- _EXERCISE AIM_
Transcribe all of the material exactly.

☆ ☆ ☆ ☆

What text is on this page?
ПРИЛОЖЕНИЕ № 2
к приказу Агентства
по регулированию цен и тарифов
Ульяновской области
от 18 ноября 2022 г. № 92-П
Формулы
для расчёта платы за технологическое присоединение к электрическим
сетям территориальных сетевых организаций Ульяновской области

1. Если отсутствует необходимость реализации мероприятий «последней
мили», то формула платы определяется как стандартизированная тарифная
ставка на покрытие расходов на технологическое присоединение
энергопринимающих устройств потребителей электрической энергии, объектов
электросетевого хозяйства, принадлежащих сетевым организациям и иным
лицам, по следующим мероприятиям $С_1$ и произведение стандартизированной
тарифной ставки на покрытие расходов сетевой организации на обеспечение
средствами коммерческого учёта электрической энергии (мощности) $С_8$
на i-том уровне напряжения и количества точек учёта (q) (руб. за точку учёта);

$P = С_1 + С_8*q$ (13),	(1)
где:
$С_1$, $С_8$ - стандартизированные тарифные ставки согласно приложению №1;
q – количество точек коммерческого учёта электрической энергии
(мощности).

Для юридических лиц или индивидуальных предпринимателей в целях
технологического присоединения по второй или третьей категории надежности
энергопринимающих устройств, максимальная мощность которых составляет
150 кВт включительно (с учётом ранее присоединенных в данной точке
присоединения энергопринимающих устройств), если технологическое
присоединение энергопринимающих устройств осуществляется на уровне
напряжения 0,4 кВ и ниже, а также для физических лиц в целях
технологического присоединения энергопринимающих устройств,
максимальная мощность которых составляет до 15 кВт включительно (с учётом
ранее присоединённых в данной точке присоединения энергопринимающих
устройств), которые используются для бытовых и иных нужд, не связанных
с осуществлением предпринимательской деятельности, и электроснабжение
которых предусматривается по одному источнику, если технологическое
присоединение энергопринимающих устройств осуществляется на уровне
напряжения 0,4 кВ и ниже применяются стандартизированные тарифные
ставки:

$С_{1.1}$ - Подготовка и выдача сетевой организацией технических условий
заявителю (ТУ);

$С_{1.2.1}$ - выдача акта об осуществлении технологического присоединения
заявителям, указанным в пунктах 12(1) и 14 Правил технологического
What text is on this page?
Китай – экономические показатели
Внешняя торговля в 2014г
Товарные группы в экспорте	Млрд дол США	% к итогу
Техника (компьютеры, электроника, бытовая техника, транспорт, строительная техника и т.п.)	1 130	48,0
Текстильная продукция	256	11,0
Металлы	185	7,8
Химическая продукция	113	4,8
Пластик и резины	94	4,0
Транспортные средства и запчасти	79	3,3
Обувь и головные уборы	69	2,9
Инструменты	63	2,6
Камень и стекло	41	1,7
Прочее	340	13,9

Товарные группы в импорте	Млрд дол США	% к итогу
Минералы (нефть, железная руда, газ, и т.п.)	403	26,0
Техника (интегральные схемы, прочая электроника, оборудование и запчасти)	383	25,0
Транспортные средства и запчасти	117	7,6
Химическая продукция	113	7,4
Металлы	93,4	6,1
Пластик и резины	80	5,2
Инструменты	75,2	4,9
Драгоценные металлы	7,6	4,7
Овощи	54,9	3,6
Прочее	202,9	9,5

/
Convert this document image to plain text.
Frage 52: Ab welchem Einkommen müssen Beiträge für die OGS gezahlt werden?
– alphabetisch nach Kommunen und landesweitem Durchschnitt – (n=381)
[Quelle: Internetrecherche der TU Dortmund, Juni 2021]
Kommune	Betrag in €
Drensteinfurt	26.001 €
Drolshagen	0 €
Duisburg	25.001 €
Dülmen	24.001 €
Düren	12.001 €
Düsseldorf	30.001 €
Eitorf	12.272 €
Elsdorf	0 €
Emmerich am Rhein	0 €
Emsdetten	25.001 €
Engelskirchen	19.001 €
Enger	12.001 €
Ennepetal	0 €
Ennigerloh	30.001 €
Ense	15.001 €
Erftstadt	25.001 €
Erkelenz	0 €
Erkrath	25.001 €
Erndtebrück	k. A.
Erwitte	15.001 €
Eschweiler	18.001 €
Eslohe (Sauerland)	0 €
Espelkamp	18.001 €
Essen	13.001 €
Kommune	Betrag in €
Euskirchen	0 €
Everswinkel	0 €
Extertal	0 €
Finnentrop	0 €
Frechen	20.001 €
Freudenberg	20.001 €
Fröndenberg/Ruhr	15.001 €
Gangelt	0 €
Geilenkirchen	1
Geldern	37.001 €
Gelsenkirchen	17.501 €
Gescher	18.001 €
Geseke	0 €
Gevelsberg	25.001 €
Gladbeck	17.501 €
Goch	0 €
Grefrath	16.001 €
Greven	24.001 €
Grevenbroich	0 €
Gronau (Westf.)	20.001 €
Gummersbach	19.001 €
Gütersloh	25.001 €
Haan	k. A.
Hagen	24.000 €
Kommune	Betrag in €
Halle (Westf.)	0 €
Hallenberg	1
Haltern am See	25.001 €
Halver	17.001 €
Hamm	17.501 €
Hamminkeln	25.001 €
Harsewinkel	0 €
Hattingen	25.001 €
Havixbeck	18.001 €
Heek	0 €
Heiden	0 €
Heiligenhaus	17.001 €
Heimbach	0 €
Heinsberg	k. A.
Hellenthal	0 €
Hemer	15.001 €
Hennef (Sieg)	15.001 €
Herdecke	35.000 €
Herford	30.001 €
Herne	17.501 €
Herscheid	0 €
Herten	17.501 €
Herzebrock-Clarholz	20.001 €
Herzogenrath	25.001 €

☆ ☆ ☆ ☆

- _TASK ANSWER_
What text is on this page?
ПРИЛОЖЕНИЕ № 2
к приказу Агентства
по регулированию цен и тарифов
Ульяновской области
от 18 ноября 2022 г. № 92-П
Формулы
для расчёта платы за технологическое присоединение к электрическим
сетям территориальных сетевых организаций Ульяновской области

1. Если отсутствует необходимость реализации мероприятий «последней
мили», то формула платы определяется как стандартизированная тарифная
ставка на покрытие расходов на технологическое присоединение
энергопринимающих устройств потребителей электрической энергии, объектов
электросетевого хозяйства, принадлежащих сетевым организациям и иным
лицам, по следующим мероприятиям $С_1$ и произведение стандартизированной
тарифной ставки на покрытие расходов сетевой организации на обеспечение
средствами коммерческого учёта электрической энергии (мощности) $С_8$
на i-том уровне напряжения и количества точек учёта (q) (руб. за точку учёта);

$P = С_1 + С_8*q$ (13),	(1)
где:
$С_1$, $С_8$ - стандартизированные тарифные ставки согласно приложению №1;
q – количество точек коммерческого учёта электрической энергии
(мощности).

Для юридических лиц или индивидуальных предпринимателей в целях
технологического присоединения по второй или третьей категории надежности
энергопринимающих устройств, максимальная мощность которых составляет
150 кВт включительно (с учётом ранее присоединенных в данной точке
присоединения энергопринимающих устройств), если технологическое
присоединение энергопринимающих устройств осуществляется на уровне
напряжения 0,4 кВ и ниже, а также для физических лиц в целях
технологического присоединения энергопринимающих устройств,
максимальная мощность которых составляет до 15 кВт включительно (с учётом
ранее присоединённых в данной точке присоединения энергопринимающих
устройств), которые используются для бытовых и иных нужд, не связанных
с осуществлением предпринимательской деятельности, и электроснабжение
которых предусматривается по одному источнику, если технологическое
присоединение энергопринимающих устройств осуществляется на уровне
напряжения 0,4 кВ и ниже применяются стандартизированные тарифные
ставки:

$С_{1.1}$ - Подготовка и выдача сетевой организацией технических условий
заявителю (ТУ);

$С_{1.2.1}$ - выдача акта об осуществлении технологического присоединения
заявителям, указанным в пунктах 12(1) и 14 Правил технологического
What text is on this page?
Китай – экономические показатели
Внешняя торговля в 2014г
Товарные группы в экспорте	Млрд дол США	% к итогу
Техника (компьютеры, электроника, бытовая техника, транспорт, строительная техника и т.п.)	1 130	48,0
Текстильная продукция	256	11,0
Металлы	185	7,8
Химическая продукция	113	4,8
Пластик и резины	94	4,0
Транспортные средства и запчасти	79	3,3
Обувь и головные уборы	69	2,9
Инструменты	63	2,6
Камень и стекло	41	1,7
Прочее	340	13,9

Товарные группы в импорте	Млрд дол США	% к итогу
Минералы (нефть, железная руда, газ, и т.п.)	403	26,0
Техника (интегральные схемы, прочая электроника, оборудование и запчасти)	383	25,0
Транспортные средства и запчасти	117	7,6
Химическая продукция	113	7,4
Металлы	93,4	6,1
Пластик и резины	80	5,2
Инструменты	75,2	4,9
Драгоценные металлы	7,6	4,7
Овощи	54,9	3,6
Прочее	202,9	9,5

/
Convert this document image to plain text.
Frage 52: Ab welchem Einkommen müssen Beiträge für die OGS gezahlt werden?
– alphabetisch nach Kommunen und landesweitem Durchschnitt – (n=381)
[Quelle: Internetrecherche der TU Dortmund, Juni 2021]
Kommune	Betrag in €
Drensteinfurt	26.001 €
Drolshagen	0 €
Duisburg	25.001 €
Dülmen	24.001 €
Düren	12.001 €
Düsseldorf	30.001 €
Eitorf	12.272 €
Elsdorf	0 €
Emmerich am Rhein	0 €
Emsdetten	25.001 €
Engelskirchen	19.001 €
Enger	12.001 €
Ennepetal	0 €
Ennigerloh	30.001 €
Ense	15.001 €
Erftstadt	25.001 €
Erkelenz	0 €
Erkrath	25.001 €
Erndtebrück	k. A.
Erwitte	15.001 €
Eschweiler	18.001 €
Eslohe (Sauerland)	0 €
Espelkamp	18.001 €
Essen	13.001 €
Kommune	Betrag in €
Euskirchen	0 €
Everswinkel	0 €
Extertal	0 €
Finnentrop	0 €
Frechen	20.001 €
Freudenberg	20.001 €
Fröndenberg/Ruhr	15.001 €
Gangelt	0 €
Geilenkirchen	1
Geldern	37.001 €
Gelsenkirchen	17.501 €
Gescher	18.001 €
Geseke	0 €
Gevelsberg	25.001 €
Gladbeck	17.501 €
Goch	0 €
Grefrath	16.001 €
Greven	24.001 €
Grevenbroich	0 €
Gronau (Westf.)	20.001 €
Gummersbach	19.001 €
Gütersloh	25.001 €
Haan	k. A.
Hagen	24.000 €
Kommune	Betrag in €
Halle (Westf.)	0 €
Hallenberg	1
Haltern am See	25.001 €
Halver	17.001 €
Hamm	17.501 €
Hamminkeln	25.001 €
Harsewinkel	0 €
Hattingen	25.001 €
Havixbeck	18.001 €
Heek	0 €
Heiden	0 €
Heiligenhaus	17.001 €
Heimbach	0 €
Heinsberg	k. A.
Hellenthal	0 €
Hemer	15.001 €
Hennef (Sieg)	15.001 €
Herdecke	35.000 €
Herford	30.001 €
Herne	17.501 €
Herscheid	0 €
Herten	17.501 €
Herzebrock-Clarholz	20.001 €
Herzogenrath	25.001 €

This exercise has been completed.